(Exercise task) Write out the material exactly. Do not include the pictures.

>> Start Provided records

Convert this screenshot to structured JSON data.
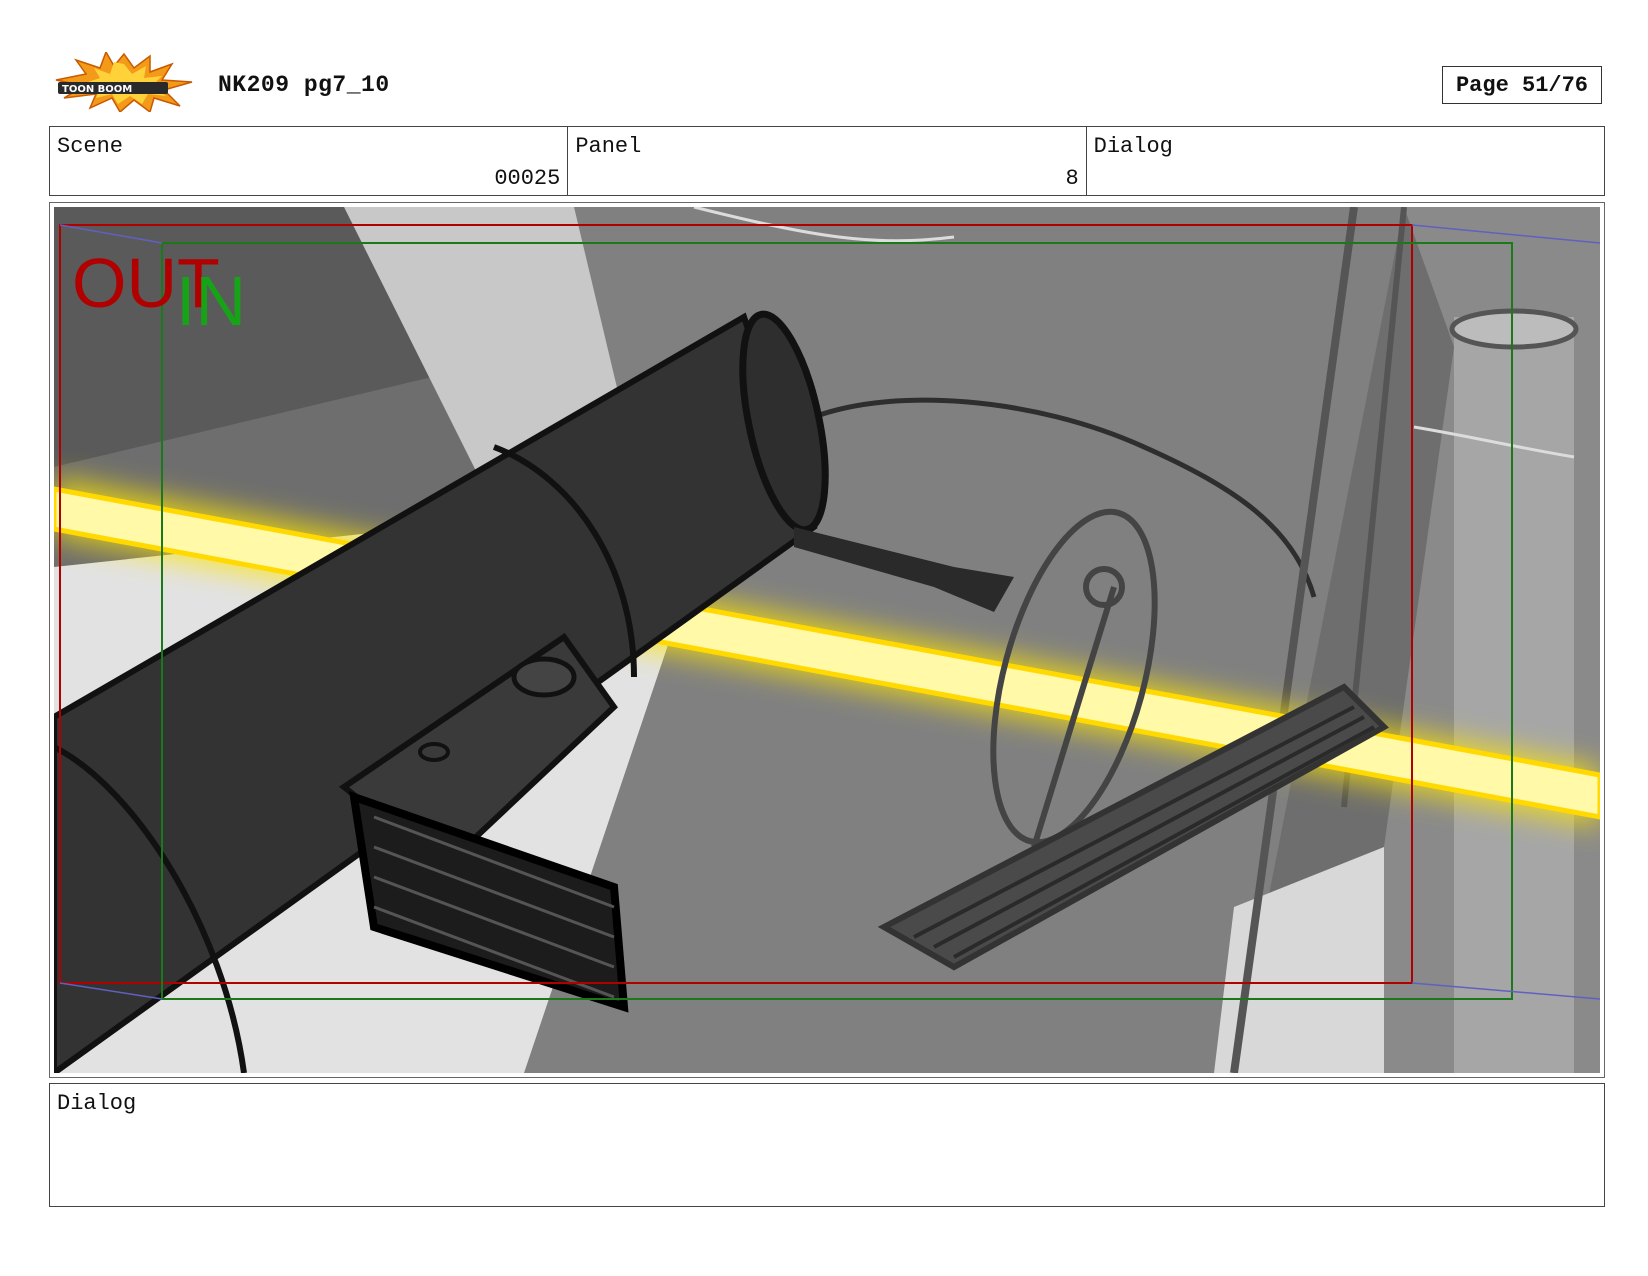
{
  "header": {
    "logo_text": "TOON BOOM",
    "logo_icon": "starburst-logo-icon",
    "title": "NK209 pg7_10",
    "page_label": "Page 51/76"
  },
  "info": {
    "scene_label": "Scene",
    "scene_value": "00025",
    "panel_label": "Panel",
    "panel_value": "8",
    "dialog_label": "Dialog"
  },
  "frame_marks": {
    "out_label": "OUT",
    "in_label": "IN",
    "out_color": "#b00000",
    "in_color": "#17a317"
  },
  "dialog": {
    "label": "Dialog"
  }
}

>> End Provided records

(Correct result)
Convert this screenshot to structured JSON data.
{
  "header": {
    "logo_text": "TOON BOOM",
    "logo_icon": "starburst-logo-icon",
    "title": "NK209 pg7_10",
    "page_label": "Page 51/76"
  },
  "info": {
    "scene_label": "Scene",
    "scene_value": "00025",
    "panel_label": "Panel",
    "panel_value": "8",
    "dialog_label": "Dialog"
  },
  "frame_marks": {
    "out_label": "OUT",
    "in_label": "IN",
    "out_color": "#b00000",
    "in_color": "#17a317"
  },
  "dialog": {
    "label": "Dialog"
  }
}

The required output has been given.